------ DATA TO USE
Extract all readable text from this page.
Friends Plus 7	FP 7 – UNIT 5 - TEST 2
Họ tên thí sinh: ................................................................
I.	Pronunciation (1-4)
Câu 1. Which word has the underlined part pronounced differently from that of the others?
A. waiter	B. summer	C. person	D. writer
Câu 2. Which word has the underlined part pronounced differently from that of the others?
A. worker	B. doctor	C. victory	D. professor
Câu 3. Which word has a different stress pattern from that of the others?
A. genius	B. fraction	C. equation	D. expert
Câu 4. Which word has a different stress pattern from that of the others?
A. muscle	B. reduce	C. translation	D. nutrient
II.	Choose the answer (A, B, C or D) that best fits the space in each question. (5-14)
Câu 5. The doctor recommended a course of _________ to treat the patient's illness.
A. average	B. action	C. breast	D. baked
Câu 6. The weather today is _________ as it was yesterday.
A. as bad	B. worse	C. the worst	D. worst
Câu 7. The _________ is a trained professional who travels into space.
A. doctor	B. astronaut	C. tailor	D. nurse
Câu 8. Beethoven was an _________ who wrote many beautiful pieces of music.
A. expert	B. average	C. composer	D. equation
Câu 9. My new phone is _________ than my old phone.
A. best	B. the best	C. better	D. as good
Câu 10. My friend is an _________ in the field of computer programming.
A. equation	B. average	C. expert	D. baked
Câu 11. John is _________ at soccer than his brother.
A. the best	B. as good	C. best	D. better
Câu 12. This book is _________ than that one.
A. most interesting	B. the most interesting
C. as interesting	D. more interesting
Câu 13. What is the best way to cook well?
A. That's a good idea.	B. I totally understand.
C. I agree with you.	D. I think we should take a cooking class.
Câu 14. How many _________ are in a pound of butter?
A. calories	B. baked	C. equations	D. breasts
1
------------
- AIM OF THE TASK
Return all of the above records exactly, leaving no line out.

- TASK ANSWER
Extract all readable text from this page.
Friends Plus 7	FP 7 – UNIT 5 - TEST 2
Họ tên thí sinh: ................................................................
I.	Pronunciation (1-4)
Câu 1. Which word has the underlined part pronounced differently from that of the others?
A. waiter	B. summer	C. person	D. writer
Câu 2. Which word has the underlined part pronounced differently from that of the others?
A. worker	B. doctor	C. victory	D. professor
Câu 3. Which word has a different stress pattern from that of the others?
A. genius	B. fraction	C. equation	D. expert
Câu 4. Which word has a different stress pattern from that of the others?
A. muscle	B. reduce	C. translation	D. nutrient
II.	Choose the answer (A, B, C or D) that best fits the space in each question. (5-14)
Câu 5. The doctor recommended a course of _________ to treat the patient's illness.
A. average	B. action	C. breast	D. baked
Câu 6. The weather today is _________ as it was yesterday.
A. as bad	B. worse	C. the worst	D. worst
Câu 7. The _________ is a trained professional who travels into space.
A. doctor	B. astronaut	C. tailor	D. nurse
Câu 8. Beethoven was an _________ who wrote many beautiful pieces of music.
A. expert	B. average	C. composer	D. equation
Câu 9. My new phone is _________ than my old phone.
A. best	B. the best	C. better	D. as good
Câu 10. My friend is an _________ in the field of computer programming.
A. equation	B. average	C. expert	D. baked
Câu 11. John is _________ at soccer than his brother.
A. the best	B. as good	C. best	D. better
Câu 12. This book is _________ than that one.
A. most interesting	B. the most interesting
C. as interesting	D. more interesting
Câu 13. What is the best way to cook well?
A. That's a good idea.	B. I totally understand.
C. I agree with you.	D. I think we should take a cooking class.
Câu 14. How many _________ are in a pound of butter?
A. calories	B. baked	C. equations	D. breasts
1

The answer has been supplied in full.